-- start Data supplied --
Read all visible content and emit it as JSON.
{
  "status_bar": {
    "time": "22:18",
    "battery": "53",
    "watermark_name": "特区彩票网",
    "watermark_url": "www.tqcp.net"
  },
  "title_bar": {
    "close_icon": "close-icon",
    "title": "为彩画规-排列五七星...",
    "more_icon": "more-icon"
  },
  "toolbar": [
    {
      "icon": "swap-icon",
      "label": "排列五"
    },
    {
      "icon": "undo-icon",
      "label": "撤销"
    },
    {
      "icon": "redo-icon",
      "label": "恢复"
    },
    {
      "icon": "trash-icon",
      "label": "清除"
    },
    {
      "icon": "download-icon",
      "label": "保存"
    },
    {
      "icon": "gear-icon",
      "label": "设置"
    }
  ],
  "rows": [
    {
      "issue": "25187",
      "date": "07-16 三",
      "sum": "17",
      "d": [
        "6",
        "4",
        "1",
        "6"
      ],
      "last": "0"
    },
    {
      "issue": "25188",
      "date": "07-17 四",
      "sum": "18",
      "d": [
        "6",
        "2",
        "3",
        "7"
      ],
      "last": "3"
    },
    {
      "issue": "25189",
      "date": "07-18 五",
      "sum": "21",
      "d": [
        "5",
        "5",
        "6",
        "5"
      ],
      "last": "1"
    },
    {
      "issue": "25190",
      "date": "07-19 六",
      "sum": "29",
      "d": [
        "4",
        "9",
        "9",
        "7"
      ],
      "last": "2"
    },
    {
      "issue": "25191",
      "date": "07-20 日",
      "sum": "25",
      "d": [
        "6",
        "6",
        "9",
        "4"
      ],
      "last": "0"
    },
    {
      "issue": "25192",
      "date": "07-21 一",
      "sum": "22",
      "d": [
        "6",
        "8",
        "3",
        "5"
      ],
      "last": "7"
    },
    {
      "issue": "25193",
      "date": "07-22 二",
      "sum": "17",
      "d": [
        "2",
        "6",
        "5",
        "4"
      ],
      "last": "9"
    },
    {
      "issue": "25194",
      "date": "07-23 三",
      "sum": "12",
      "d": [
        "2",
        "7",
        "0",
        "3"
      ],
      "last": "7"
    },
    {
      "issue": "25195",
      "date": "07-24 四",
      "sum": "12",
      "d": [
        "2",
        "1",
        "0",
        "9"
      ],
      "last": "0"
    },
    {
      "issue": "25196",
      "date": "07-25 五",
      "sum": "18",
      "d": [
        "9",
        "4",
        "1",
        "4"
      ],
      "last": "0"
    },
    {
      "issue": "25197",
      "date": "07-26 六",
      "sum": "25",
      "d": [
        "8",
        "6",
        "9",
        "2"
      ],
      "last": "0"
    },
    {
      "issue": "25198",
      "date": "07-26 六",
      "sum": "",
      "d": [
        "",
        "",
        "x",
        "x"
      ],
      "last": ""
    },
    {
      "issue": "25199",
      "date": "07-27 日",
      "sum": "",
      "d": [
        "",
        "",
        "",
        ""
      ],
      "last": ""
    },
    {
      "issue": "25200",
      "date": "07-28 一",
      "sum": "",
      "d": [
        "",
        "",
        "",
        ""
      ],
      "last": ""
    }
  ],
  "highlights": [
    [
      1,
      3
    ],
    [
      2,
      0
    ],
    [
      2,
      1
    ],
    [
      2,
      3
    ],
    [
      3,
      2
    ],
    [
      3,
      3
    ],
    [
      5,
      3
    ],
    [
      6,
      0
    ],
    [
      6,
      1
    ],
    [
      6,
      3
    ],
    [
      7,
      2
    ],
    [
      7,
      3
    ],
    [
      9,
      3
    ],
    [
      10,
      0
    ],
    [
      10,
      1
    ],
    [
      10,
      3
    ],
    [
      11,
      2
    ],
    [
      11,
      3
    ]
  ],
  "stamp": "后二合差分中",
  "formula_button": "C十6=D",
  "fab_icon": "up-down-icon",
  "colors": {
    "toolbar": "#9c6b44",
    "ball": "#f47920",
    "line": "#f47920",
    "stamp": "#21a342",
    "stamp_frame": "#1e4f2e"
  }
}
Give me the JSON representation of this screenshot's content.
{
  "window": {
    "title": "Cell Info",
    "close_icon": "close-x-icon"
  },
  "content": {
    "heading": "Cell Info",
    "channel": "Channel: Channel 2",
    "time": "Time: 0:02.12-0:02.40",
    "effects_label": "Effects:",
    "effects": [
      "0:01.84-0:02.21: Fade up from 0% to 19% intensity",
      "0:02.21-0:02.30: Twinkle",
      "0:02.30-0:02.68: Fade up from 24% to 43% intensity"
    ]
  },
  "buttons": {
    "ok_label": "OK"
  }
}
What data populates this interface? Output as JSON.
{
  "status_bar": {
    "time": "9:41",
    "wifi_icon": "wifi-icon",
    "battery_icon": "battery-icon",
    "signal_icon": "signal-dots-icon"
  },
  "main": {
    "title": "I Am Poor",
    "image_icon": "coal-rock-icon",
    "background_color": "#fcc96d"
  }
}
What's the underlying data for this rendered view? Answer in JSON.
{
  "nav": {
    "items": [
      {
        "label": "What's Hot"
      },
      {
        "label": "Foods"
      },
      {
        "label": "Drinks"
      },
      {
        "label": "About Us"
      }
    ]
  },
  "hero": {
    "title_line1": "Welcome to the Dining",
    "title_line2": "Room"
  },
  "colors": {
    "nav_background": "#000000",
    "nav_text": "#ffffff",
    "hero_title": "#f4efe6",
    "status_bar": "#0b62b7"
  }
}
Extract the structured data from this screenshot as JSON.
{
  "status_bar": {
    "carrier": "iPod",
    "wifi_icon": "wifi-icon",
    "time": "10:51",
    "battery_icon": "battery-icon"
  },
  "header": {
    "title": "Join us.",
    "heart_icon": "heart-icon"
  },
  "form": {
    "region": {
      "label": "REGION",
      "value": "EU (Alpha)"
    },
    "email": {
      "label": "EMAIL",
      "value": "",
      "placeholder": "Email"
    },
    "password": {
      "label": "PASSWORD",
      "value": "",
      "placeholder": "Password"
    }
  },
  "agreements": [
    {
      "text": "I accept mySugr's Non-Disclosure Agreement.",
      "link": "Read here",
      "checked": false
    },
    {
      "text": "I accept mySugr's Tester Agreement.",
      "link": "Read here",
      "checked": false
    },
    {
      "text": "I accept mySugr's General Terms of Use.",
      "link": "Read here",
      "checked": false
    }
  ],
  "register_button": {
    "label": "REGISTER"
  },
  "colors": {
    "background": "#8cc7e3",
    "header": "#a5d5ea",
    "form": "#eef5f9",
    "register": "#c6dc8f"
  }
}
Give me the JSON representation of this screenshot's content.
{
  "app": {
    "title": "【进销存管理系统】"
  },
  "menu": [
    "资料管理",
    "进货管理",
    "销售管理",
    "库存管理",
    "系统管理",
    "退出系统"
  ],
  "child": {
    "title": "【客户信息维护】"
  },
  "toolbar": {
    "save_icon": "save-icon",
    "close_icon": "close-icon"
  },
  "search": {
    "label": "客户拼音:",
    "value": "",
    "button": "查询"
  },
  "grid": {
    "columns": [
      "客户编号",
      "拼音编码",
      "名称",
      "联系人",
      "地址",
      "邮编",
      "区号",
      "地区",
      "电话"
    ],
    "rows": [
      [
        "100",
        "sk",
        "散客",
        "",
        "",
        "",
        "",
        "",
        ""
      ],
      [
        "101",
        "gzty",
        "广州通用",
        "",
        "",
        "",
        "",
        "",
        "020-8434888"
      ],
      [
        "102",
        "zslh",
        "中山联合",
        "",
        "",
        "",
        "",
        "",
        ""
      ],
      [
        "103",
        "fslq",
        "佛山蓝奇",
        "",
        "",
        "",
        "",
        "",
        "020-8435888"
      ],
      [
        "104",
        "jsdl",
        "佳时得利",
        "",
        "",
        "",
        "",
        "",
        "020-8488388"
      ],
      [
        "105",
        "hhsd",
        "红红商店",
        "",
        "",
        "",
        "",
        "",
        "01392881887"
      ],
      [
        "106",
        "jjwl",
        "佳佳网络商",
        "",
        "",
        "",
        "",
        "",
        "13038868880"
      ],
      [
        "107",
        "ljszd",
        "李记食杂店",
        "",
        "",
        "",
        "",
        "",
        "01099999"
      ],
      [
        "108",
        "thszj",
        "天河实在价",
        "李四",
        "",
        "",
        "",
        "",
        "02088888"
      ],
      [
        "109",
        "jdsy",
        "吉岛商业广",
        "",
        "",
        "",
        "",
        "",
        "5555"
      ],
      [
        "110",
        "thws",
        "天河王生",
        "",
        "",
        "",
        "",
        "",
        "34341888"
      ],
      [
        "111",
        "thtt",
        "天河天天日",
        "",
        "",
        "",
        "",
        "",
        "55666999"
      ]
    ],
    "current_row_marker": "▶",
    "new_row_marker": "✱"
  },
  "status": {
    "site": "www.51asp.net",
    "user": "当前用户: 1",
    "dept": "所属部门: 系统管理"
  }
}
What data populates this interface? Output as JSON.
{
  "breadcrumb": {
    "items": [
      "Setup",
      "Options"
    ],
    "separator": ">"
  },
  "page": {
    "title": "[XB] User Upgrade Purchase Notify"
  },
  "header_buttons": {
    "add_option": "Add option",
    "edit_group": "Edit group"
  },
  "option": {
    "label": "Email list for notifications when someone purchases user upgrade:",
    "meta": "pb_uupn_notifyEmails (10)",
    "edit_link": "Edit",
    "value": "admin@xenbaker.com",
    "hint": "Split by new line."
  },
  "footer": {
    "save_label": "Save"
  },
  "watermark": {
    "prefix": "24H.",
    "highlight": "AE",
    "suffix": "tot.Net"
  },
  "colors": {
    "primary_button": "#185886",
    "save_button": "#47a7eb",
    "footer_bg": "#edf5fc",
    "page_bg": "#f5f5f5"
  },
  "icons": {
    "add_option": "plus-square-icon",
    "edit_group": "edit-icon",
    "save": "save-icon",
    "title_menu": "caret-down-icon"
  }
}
-- end Data supplied --
Extract all lines that hold the word "Fade".

# Result for this task
      "0:01.84-0:02.21: Fade up from 0% to 19% intensity",
      "0:02.30-0:02.68: Fade up from 24% to 43% intensity"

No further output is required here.